### TASK PROMPT
Without including any pictures, write out all the entries exactly.

Figure content listings
:::::
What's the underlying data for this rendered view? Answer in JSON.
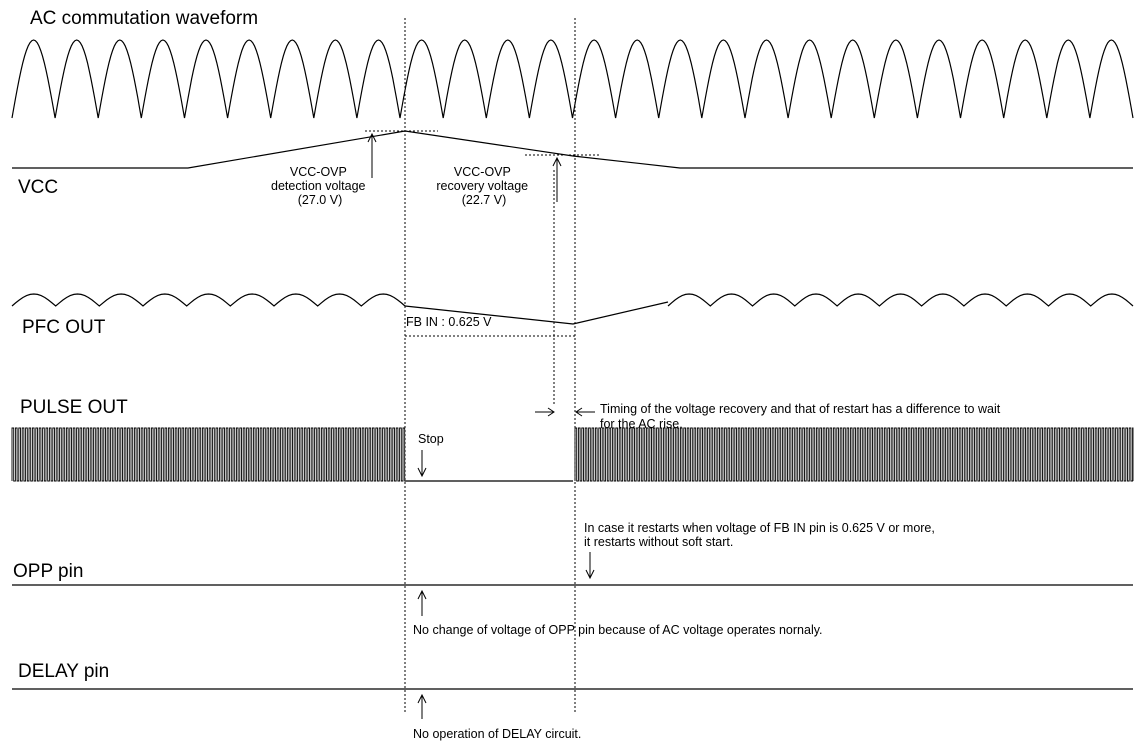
{
  "signals": {
    "ac": "AC commutation waveform",
    "vcc": "VCC",
    "pfc": "PFC OUT",
    "pulse": "PULSE OUT",
    "opp": "OPP pin",
    "delay": "DELAY pin"
  },
  "annotations": {
    "ovp_detect": [
      "VCC-OVP",
      "detection voltage",
      "(27.0 V)"
    ],
    "ovp_recover": [
      "VCC-OVP",
      "recovery voltage",
      "(22.7 V)"
    ],
    "fb_in": "FB IN : 0.625 V",
    "timing": [
      "Timing of the voltage recovery and that of restart has a difference to wait",
      "for the AC rise."
    ],
    "stop": "Stop",
    "restart": [
      "In case it restarts when voltage of FB IN pin is 0.625 V or more,",
      "it restarts without soft start."
    ],
    "opp_note": "No change of voltage of OPP pin  because of AC voltage operates nornaly.",
    "delay_note": "No operation of DELAY circuit."
  }
}
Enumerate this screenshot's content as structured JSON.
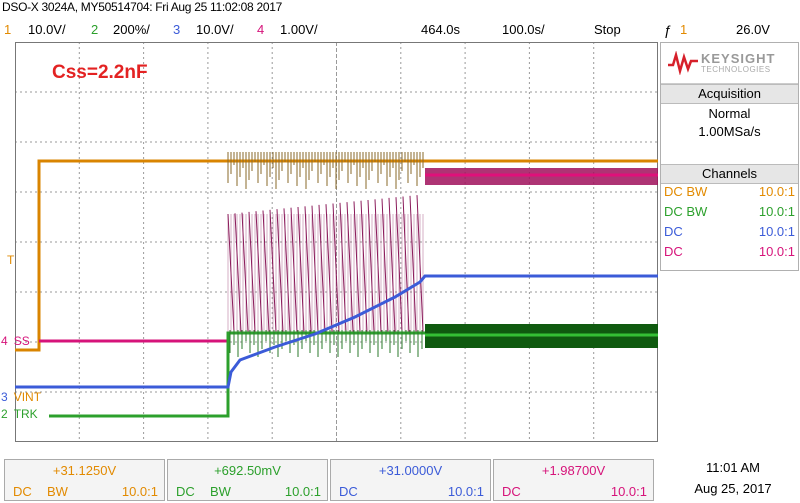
{
  "header": {
    "title": "DSO-X 3024A, MY50514704: Fri Aug 25 11:02:08 2017"
  },
  "channel_bar": {
    "ch1": {
      "num": "1",
      "scale": "10.0V/",
      "color": "#e28a00"
    },
    "ch2": {
      "num": "2",
      "scale": "200%/",
      "color": "#2ca02c"
    },
    "ch3": {
      "num": "3",
      "scale": "10.0V/",
      "color": "#3b5bd8"
    },
    "ch4": {
      "num": "4",
      "scale": "1.00V/",
      "color": "#d6137a"
    },
    "timebase": "464.0s",
    "time_scale": "100.0s/",
    "run_state": "Stop",
    "trigger_icon": "rising-edge-trigger-icon",
    "trigger_channel": "1",
    "trigger_level": "26.0V"
  },
  "annotation": "Css=2.2nF",
  "trace_labels": {
    "ss": {
      "num": "4",
      "name": "SS"
    },
    "vint": {
      "num": "3",
      "name": "VINT"
    },
    "trk": {
      "num": "2",
      "name": "TRK"
    },
    "t": "T"
  },
  "right_panel": {
    "brand": "KEYSIGHT",
    "brand_sub": "TECHNOLOGIES",
    "acquisition": {
      "title": "Acquisition",
      "mode": "Normal",
      "rate": "1.00MSa/s"
    },
    "channels": {
      "title": "Channels",
      "rows": [
        {
          "coupling": "DC BW",
          "probe": "10.0:1",
          "color": "#e28a00"
        },
        {
          "coupling": "DC BW",
          "probe": "10.0:1",
          "color": "#2ca02c"
        },
        {
          "coupling": "DC",
          "probe": "10.0:1",
          "color": "#3b5bd8"
        },
        {
          "coupling": "DC",
          "probe": "10.0:1",
          "color": "#d6137a"
        }
      ]
    }
  },
  "measurements": [
    {
      "value": "+31.1250V",
      "c1": "DC",
      "c2": "BW",
      "probe": "10.0:1",
      "color": "#e28a00"
    },
    {
      "value": "+692.50mV",
      "c1": "DC",
      "c2": "BW",
      "probe": "10.0:1",
      "color": "#2ca02c"
    },
    {
      "value": "+31.0000V",
      "c1": "DC",
      "c2": "",
      "probe": "10.0:1",
      "color": "#3b5bd8"
    },
    {
      "value": "+1.98700V",
      "c1": "DC",
      "c2": "",
      "probe": "10.0:1",
      "color": "#d6137a"
    }
  ],
  "clock": {
    "time": "11:01 AM",
    "date": "Aug 25, 2017"
  }
}
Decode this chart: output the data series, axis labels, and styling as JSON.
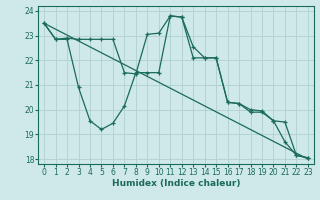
{
  "xlabel": "Humidex (Indice chaleur)",
  "bg_color": "#cfe8e8",
  "line_color": "#1a6b5a",
  "grid_color": "#b0d0d0",
  "xlim": [
    -0.5,
    23.5
  ],
  "ylim": [
    17.8,
    24.2
  ],
  "yticks": [
    18,
    19,
    20,
    21,
    22,
    23,
    24
  ],
  "xticks": [
    0,
    1,
    2,
    3,
    4,
    5,
    6,
    7,
    8,
    9,
    10,
    11,
    12,
    13,
    14,
    15,
    16,
    17,
    18,
    19,
    20,
    21,
    22,
    23
  ],
  "line1_x": [
    0,
    1,
    2,
    3,
    4,
    5,
    6,
    7,
    8,
    9,
    10,
    11,
    12,
    13,
    14,
    15,
    16,
    17,
    18,
    19,
    20,
    21,
    22,
    23
  ],
  "line1_y": [
    23.5,
    22.85,
    22.9,
    22.85,
    22.85,
    22.85,
    22.85,
    21.5,
    21.45,
    23.05,
    23.1,
    23.8,
    23.75,
    22.55,
    22.1,
    22.1,
    20.3,
    20.25,
    20.0,
    19.95,
    19.55,
    19.5,
    18.15,
    18.05
  ],
  "line2_x": [
    0,
    1,
    2,
    3,
    4,
    5,
    6,
    7,
    8,
    9,
    10,
    11,
    12,
    13,
    14,
    15,
    16,
    17,
    18,
    19,
    20,
    21,
    22,
    23
  ],
  "line2_y": [
    23.5,
    22.85,
    22.85,
    20.9,
    19.55,
    19.2,
    19.45,
    20.15,
    21.5,
    21.5,
    21.5,
    23.8,
    23.75,
    22.1,
    22.1,
    22.1,
    20.3,
    20.25,
    19.9,
    19.9,
    19.55,
    18.7,
    18.15,
    18.05
  ],
  "line3_x": [
    0,
    23
  ],
  "line3_y": [
    23.5,
    18.0
  ]
}
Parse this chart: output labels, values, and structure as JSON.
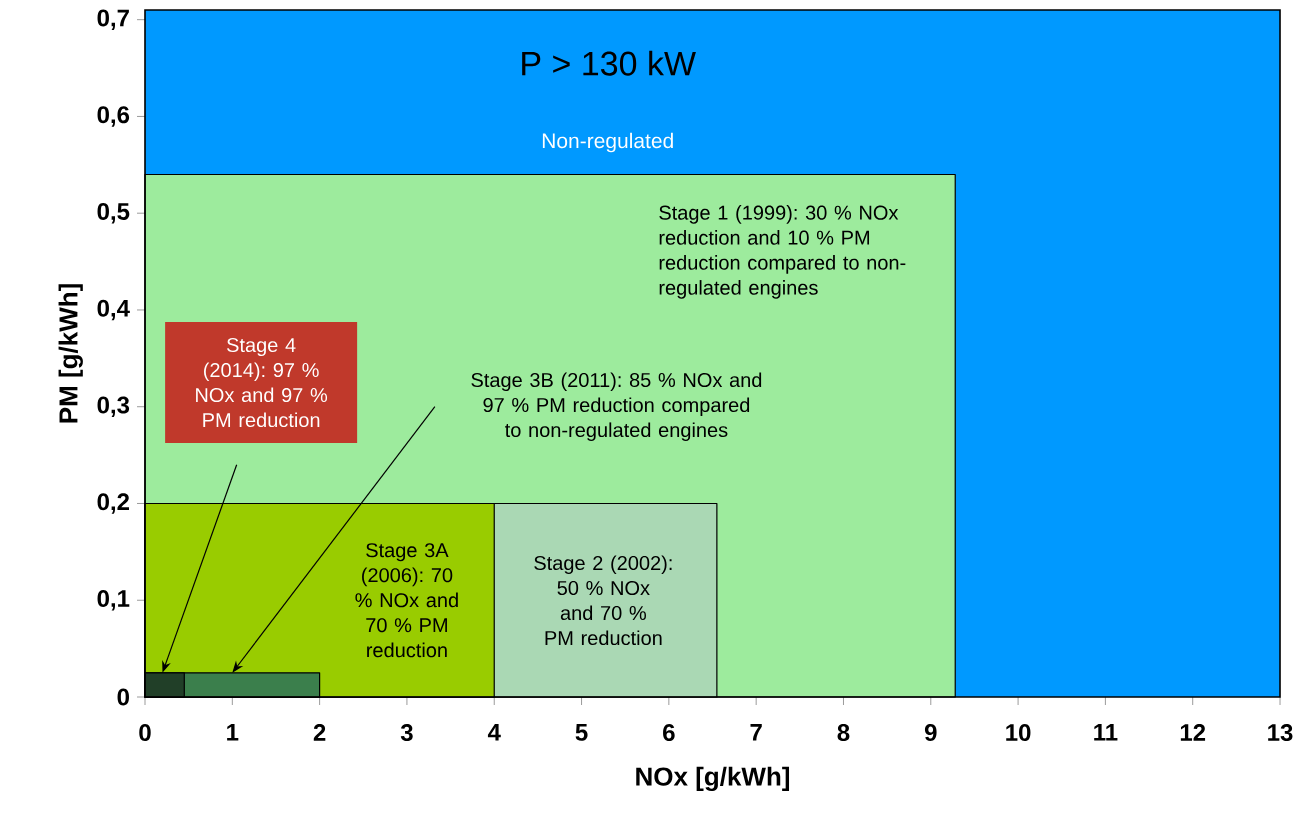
{
  "chart_data": {
    "type": "area",
    "xlabel": "NOx [g/kWh]",
    "ylabel": "PM [g/kWh]",
    "xlim": [
      0,
      13
    ],
    "ylim": [
      0,
      0.71
    ],
    "xticks": [
      0,
      1,
      2,
      3,
      4,
      5,
      6,
      7,
      8,
      9,
      10,
      11,
      12,
      13
    ],
    "yticks": [
      0,
      {
        "value": 0.1,
        "label": "0,1"
      },
      {
        "value": 0.2,
        "label": "0,2"
      },
      {
        "value": 0.3,
        "label": "0,3"
      },
      {
        "value": 0.4,
        "label": "0,4"
      },
      {
        "value": 0.5,
        "label": "0,5"
      },
      {
        "value": 0.6,
        "label": "0,6"
      },
      {
        "value": 0.7,
        "label": "0,7"
      }
    ],
    "bands": [
      {
        "axis": "x",
        "from": 0,
        "to": 13,
        "label": "Non-regulated",
        "color": "#0099ff"
      }
    ],
    "series": [
      {
        "color": "#9deb9d",
        "x": [
          0,
          9.28
        ],
        "values": [
          0.54,
          0.54
        ]
      },
      {
        "color": "#aad8b4",
        "x": [
          0,
          6.55
        ],
        "values": [
          0.2,
          0.2
        ]
      },
      {
        "color": "#99cc00",
        "x": [
          0,
          4
        ],
        "values": [
          0.2,
          0.2
        ]
      },
      {
        "color": "#3b7f4c",
        "x": [
          0,
          2
        ],
        "values": [
          0.025,
          0.025
        ]
      },
      {
        "color": "#213f28",
        "x": [
          0,
          0.45
        ],
        "values": [
          0.025,
          0.025
        ]
      }
    ],
    "annotations": [
      "P > 130 kW",
      "Stage 1 (1999): 30 % NOx reduction and 10 % PM reduction compared to non-regulated engines",
      "Stage 4 (2014): 97 % NOx and 97 % PM reduction",
      "Stage 3B (2011): 85 % NOx and 97 % PM reduction compared to non-regulated engines",
      "Stage 3A (2006): 70 % NOx and 70 % PM reduction",
      "Stage 2 (2002): 50 % NOx and 70 % PM reduction"
    ]
  }
}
:::::
### OUTPUT FOR THIS EXERCISE
What's the underlying data for this rendered view? Answer in JSON.
{
  "signals": {
    "ac": "AC commutation waveform",
    "vcc": "VCC",
    "pfc": "PFC OUT",
    "pulse": "PULSE OUT",
    "opp": "OPP pin",
    "delay": "DELAY pin"
  },
  "annotations": {
    "ovp_detect": [
      "VCC-OVP",
      "detection voltage",
      "(27.0 V)"
    ],
    "ovp_recover": [
      "VCC-OVP",
      "recovery voltage",
      "(22.7 V)"
    ],
    "fb_in": "FB IN : 0.625 V",
    "timing": [
      "Timing of the voltage recovery and that of restart has a difference to wait",
      "for the AC rise."
    ],
    "stop": "Stop",
    "restart": [
      "In case it restarts when voltage of FB IN pin is 0.625 V or more,",
      "it restarts without soft start."
    ],
    "opp_note": "No change of voltage of OPP pin  because of AC voltage operates nornaly.",
    "delay_note": "No operation of DELAY circuit."
  }
}
Enumerate this screenshot's content as structured JSON.
{
  "header": {
    "title": "DSO-X 3024A, MY50514704: Fri Aug 25 11:02:08 2017"
  },
  "channel_bar": {
    "ch1": {
      "num": "1",
      "scale": "10.0V/",
      "color": "#e28a00"
    },
    "ch2": {
      "num": "2",
      "scale": "200%/",
      "color": "#2ca02c"
    },
    "ch3": {
      "num": "3",
      "scale": "10.0V/",
      "color": "#3b5bd8"
    },
    "ch4": {
      "num": "4",
      "scale": "1.00V/",
      "color": "#d6137a"
    },
    "timebase": "464.0s",
    "time_scale": "100.0s/",
    "run_state": "Stop",
    "trigger_icon": "rising-edge-trigger-icon",
    "trigger_channel": "1",
    "trigger_level": "26.0V"
  },
  "annotation": "Css=2.2nF",
  "trace_labels": {
    "ss": {
      "num": "4",
      "name": "SS"
    },
    "vint": {
      "num": "3",
      "name": "VINT"
    },
    "trk": {
      "num": "2",
      "name": "TRK"
    },
    "t": "T"
  },
  "right_panel": {
    "brand": "KEYSIGHT",
    "brand_sub": "TECHNOLOGIES",
    "acquisition": {
      "title": "Acquisition",
      "mode": "Normal",
      "rate": "1.00MSa/s"
    },
    "channels": {
      "title": "Channels",
      "rows": [
        {
          "coupling": "DC BW",
          "probe": "10.0:1",
          "color": "#e28a00"
        },
        {
          "coupling": "DC BW",
          "probe": "10.0:1",
          "color": "#2ca02c"
        },
        {
          "coupling": "DC",
          "probe": "10.0:1",
          "color": "#3b5bd8"
        },
        {
          "coupling": "DC",
          "probe": "10.0:1",
          "color": "#d6137a"
        }
      ]
    }
  },
  "measurements": [
    {
      "value": "+31.1250V",
      "c1": "DC",
      "c2": "BW",
      "probe": "10.0:1",
      "color": "#e28a00"
    },
    {
      "value": "+692.50mV",
      "c1": "DC",
      "c2": "BW",
      "probe": "10.0:1",
      "color": "#2ca02c"
    },
    {
      "value": "+31.0000V",
      "c1": "DC",
      "c2": "",
      "probe": "10.0:1",
      "color": "#3b5bd8"
    },
    {
      "value": "+1.98700V",
      "c1": "DC",
      "c2": "",
      "probe": "10.0:1",
      "color": "#d6137a"
    }
  ],
  "clock": {
    "time": "11:01 AM",
    "date": "Aug 25, 2017"
  }
}
Decode this chart: output the data series, axis labels, and styling as JSON.
{
  "xlabel": "Humidex (Indice chaleur)",
  "bg_color": "#cfe8e8",
  "line_color": "#1a6b5a",
  "grid_color": "#b0d0d0",
  "xlim": [
    -0.5,
    23.5
  ],
  "ylim": [
    17.8,
    24.2
  ],
  "yticks": [
    18,
    19,
    20,
    21,
    22,
    23,
    24
  ],
  "xticks": [
    0,
    1,
    2,
    3,
    4,
    5,
    6,
    7,
    8,
    9,
    10,
    11,
    12,
    13,
    14,
    15,
    16,
    17,
    18,
    19,
    20,
    21,
    22,
    23
  ],
  "line1_x": [
    0,
    1,
    2,
    3,
    4,
    5,
    6,
    7,
    8,
    9,
    10,
    11,
    12,
    13,
    14,
    15,
    16,
    17,
    18,
    19,
    20,
    21,
    22,
    23
  ],
  "line1_y": [
    23.5,
    22.85,
    22.9,
    22.85,
    22.85,
    22.85,
    22.85,
    21.5,
    21.45,
    23.05,
    23.1,
    23.8,
    23.75,
    22.55,
    22.1,
    22.1,
    20.3,
    20.25,
    20.0,
    19.95,
    19.55,
    19.5,
    18.15,
    18.05
  ],
  "line2_x": [
    0,
    1,
    2,
    3,
    4,
    5,
    6,
    7,
    8,
    9,
    10,
    11,
    12,
    13,
    14,
    15,
    16,
    17,
    18,
    19,
    20,
    21,
    22,
    23
  ],
  "line2_y": [
    23.5,
    22.85,
    22.85,
    20.9,
    19.55,
    19.2,
    19.45,
    20.15,
    21.5,
    21.5,
    21.5,
    23.8,
    23.75,
    22.1,
    22.1,
    22.1,
    20.3,
    20.25,
    19.9,
    19.9,
    19.55,
    18.7,
    18.15,
    18.05
  ],
  "line3_x": [
    0,
    23
  ],
  "line3_y": [
    23.5,
    18.0
  ]
}
Parse this chart: output labels, values, and structure as JSON.
{
  "chart_data": {
    "type": "area",
    "xlabel": "NOx [g/kWh]",
    "ylabel": "PM [g/kWh]",
    "xlim": [
      0,
      13
    ],
    "ylim": [
      0,
      0.71
    ],
    "xticks": [
      0,
      1,
      2,
      3,
      4,
      5,
      6,
      7,
      8,
      9,
      10,
      11,
      12,
      13
    ],
    "yticks": [
      0,
      {
        "value": 0.1,
        "label": "0,1"
      },
      {
        "value": 0.2,
        "label": "0,2"
      },
      {
        "value": 0.3,
        "label": "0,3"
      },
      {
        "value": 0.4,
        "label": "0,4"
      },
      {
        "value": 0.5,
        "label": "0,5"
      },
      {
        "value": 0.6,
        "label": "0,6"
      },
      {
        "value": 0.7,
        "label": "0,7"
      }
    ],
    "bands": [
      {
        "axis": "x",
        "from": 0,
        "to": 13,
        "label": "Non-regulated",
        "color": "#0099ff"
      }
    ],
    "series": [
      {
        "color": "#9deb9d",
        "x": [
          0,
          9.28
        ],
        "values": [
          0.54,
          0.54
        ]
      },
      {
        "color": "#aad8b4",
        "x": [
          0,
          6.55
        ],
        "values": [
          0.2,
          0.2
        ]
      },
      {
        "color": "#99cc00",
        "x": [
          0,
          4
        ],
        "values": [
          0.2,
          0.2
        ]
      },
      {
        "color": "#3b7f4c",
        "x": [
          0,
          2
        ],
        "values": [
          0.025,
          0.025
        ]
      },
      {
        "color": "#213f28",
        "x": [
          0,
          0.45
        ],
        "values": [
          0.025,
          0.025
        ]
      }
    ],
    "annotations": [
      "P > 130 kW",
      "Stage 1 (1999): 30 % NOx reduction and 10 % PM reduction compared to non-regulated engines",
      "Stage 4 (2014): 97 % NOx and 97 % PM reduction",
      "Stage 3B (2011): 85 % NOx and 97 % PM reduction compared to non-regulated engines",
      "Stage 3A (2006): 70 % NOx and 70 % PM reduction",
      "Stage 2 (2002): 50 % NOx and 70 % PM reduction"
    ]
  }
}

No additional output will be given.